TASK STATEMENT
Only the lines from the line holding "What text is on this page?" to the last line should be output, each exactly as given.

____________________

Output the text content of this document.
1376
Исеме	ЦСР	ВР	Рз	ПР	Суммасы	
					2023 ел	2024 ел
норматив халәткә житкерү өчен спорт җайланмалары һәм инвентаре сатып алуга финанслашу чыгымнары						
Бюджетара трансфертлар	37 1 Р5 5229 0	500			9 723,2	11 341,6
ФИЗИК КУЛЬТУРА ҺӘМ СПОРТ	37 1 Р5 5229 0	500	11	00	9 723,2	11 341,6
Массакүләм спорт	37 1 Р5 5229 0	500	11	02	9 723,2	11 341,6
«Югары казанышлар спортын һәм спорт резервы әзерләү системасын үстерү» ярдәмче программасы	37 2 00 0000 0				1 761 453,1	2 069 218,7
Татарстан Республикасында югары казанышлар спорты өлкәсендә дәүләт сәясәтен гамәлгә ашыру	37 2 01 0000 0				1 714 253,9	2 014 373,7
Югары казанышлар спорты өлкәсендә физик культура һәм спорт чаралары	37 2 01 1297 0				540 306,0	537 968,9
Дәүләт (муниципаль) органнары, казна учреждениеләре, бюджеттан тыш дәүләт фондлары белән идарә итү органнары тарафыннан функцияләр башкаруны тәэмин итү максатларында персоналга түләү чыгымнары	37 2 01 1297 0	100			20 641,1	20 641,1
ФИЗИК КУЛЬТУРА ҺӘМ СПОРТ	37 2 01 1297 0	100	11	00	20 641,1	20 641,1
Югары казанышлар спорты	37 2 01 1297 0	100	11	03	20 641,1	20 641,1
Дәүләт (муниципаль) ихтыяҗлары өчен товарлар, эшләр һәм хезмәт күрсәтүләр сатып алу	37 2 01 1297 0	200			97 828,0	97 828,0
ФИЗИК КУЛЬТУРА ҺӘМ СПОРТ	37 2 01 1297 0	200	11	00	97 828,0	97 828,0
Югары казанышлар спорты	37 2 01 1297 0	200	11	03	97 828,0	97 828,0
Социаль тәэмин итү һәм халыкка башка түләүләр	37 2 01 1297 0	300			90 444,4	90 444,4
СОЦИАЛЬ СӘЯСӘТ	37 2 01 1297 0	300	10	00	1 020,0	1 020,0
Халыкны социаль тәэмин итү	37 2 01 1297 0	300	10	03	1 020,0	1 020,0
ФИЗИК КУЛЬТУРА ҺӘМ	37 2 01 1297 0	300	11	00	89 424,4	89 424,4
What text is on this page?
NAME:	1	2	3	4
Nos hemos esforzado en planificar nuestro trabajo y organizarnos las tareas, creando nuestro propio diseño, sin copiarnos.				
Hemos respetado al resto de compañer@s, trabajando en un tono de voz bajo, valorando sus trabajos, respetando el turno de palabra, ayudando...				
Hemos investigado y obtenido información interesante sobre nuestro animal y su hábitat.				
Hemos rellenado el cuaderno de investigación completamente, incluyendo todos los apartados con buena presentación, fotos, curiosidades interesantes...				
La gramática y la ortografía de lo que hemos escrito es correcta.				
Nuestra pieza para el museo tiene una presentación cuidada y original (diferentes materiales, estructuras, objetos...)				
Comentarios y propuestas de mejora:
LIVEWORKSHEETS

____________________

THE SOLUTION
What text is on this page?
NAME:	1	2	3	4
Nos hemos esforzado en planificar nuestro trabajo y organizarnos las tareas, creando nuestro propio diseño, sin copiarnos.				
Hemos respetado al resto de compañer@s, trabajando en un tono de voz bajo, valorando sus trabajos, respetando el turno de palabra, ayudando...				
Hemos investigado y obtenido información interesante sobre nuestro animal y su hábitat.				
Hemos rellenado el cuaderno de investigación completamente, incluyendo todos los apartados con buena presentación, fotos, curiosidades interesantes...				
La gramática y la ortografía de lo que hemos escrito es correcta.				
Nuestra pieza para el museo tiene una presentación cuidada y original (diferentes materiales, estructuras, objetos...)				
Comentarios y propuestas de mejora:
LIVEWORKSHEETS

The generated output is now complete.